-- START OF DATA --

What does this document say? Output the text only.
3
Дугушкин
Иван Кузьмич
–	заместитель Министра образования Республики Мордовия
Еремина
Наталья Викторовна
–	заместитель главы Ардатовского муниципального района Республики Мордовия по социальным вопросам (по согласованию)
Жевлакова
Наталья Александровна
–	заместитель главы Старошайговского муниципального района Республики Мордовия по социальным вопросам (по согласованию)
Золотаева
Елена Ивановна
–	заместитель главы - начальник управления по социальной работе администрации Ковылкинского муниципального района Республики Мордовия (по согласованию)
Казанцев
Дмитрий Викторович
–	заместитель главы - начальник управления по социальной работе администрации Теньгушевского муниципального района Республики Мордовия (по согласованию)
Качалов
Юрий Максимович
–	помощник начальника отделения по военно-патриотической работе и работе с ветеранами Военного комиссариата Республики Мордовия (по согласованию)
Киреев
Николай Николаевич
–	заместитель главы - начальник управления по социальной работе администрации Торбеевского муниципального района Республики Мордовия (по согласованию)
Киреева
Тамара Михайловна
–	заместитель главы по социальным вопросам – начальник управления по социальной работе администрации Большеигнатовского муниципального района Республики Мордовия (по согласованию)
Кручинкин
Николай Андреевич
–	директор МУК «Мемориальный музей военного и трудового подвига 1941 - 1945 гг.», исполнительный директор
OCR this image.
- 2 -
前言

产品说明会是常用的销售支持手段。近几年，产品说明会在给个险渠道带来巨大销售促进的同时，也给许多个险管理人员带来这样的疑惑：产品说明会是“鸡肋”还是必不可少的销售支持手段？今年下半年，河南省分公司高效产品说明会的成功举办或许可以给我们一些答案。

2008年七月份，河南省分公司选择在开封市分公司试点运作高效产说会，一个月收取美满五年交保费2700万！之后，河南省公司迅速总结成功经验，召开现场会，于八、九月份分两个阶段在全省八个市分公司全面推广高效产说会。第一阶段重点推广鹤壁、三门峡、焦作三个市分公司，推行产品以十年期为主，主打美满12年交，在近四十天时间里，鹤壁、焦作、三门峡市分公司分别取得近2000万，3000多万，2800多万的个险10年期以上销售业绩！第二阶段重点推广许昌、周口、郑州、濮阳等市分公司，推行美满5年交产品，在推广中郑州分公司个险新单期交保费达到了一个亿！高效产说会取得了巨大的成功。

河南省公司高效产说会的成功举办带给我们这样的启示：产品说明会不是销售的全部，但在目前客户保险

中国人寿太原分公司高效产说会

-- END OF DATA --

THE REQUEST |
Quote each line of the listing above exactly.

ANSWER TO THE TASK |
What does this document say? Output the text only.
3
Дугушкин
Иван Кузьмич
–	заместитель Министра образования Республики Мордовия
Еремина
Наталья Викторовна
–	заместитель главы Ардатовского муниципального района Республики Мордовия по социальным вопросам (по согласованию)
Жевлакова
Наталья Александровна
–	заместитель главы Старошайговского муниципального района Республики Мордовия по социальным вопросам (по согласованию)
Золотаева
Елена Ивановна
–	заместитель главы - начальник управления по социальной работе администрации Ковылкинского муниципального района Республики Мордовия (по согласованию)
Казанцев
Дмитрий Викторович
–	заместитель главы - начальник управления по социальной работе администрации Теньгушевского муниципального района Республики Мордовия (по согласованию)
Качалов
Юрий Максимович
–	помощник начальника отделения по военно-патриотической работе и работе с ветеранами Военного комиссариата Республики Мордовия (по согласованию)
Киреев
Николай Николаевич
–	заместитель главы - начальник управления по социальной работе администрации Торбеевского муниципального района Республики Мордовия (по согласованию)
Киреева
Тамара Михайловна
–	заместитель главы по социальным вопросам – начальник управления по социальной работе администрации Большеигнатовского муниципального района Республики Мордовия (по согласованию)
Кручинкин
Николай Андреевич
–	директор МУК «Мемориальный музей военного и трудового подвига 1941 - 1945 гг.», исполнительный директор
OCR this image.
- 2 -
前言

产品说明会是常用的销售支持手段。近几年，产品说明会在给个险渠道带来巨大销售促进的同时，也给许多个险管理人员带来这样的疑惑：产品说明会是“鸡肋”还是必不可少的销售支持手段？今年下半年，河南省分公司高效产品说明会的成功举办或许可以给我们一些答案。

2008年七月份，河南省分公司选择在开封市分公司试点运作高效产说会，一个月收取美满五年交保费2700万！之后，河南省公司迅速总结成功经验，召开现场会，于八、九月份分两个阶段在全省八个市分公司全面推广高效产说会。第一阶段重点推广鹤壁、三门峡、焦作三个市分公司，推行产品以十年期为主，主打美满12年交，在近四十天时间里，鹤壁、焦作、三门峡市分公司分别取得近2000万，3000多万，2800多万的个险10年期以上销售业绩！第二阶段重点推广许昌、周口、郑州、濮阳等市分公司，推行美满5年交产品，在推广中郑州分公司个险新单期交保费达到了一个亿！高效产说会取得了巨大的成功。

河南省公司高效产说会的成功举办带给我们这样的启示：产品说明会不是销售的全部，但在目前客户保险

中国人寿太原分公司高效产说会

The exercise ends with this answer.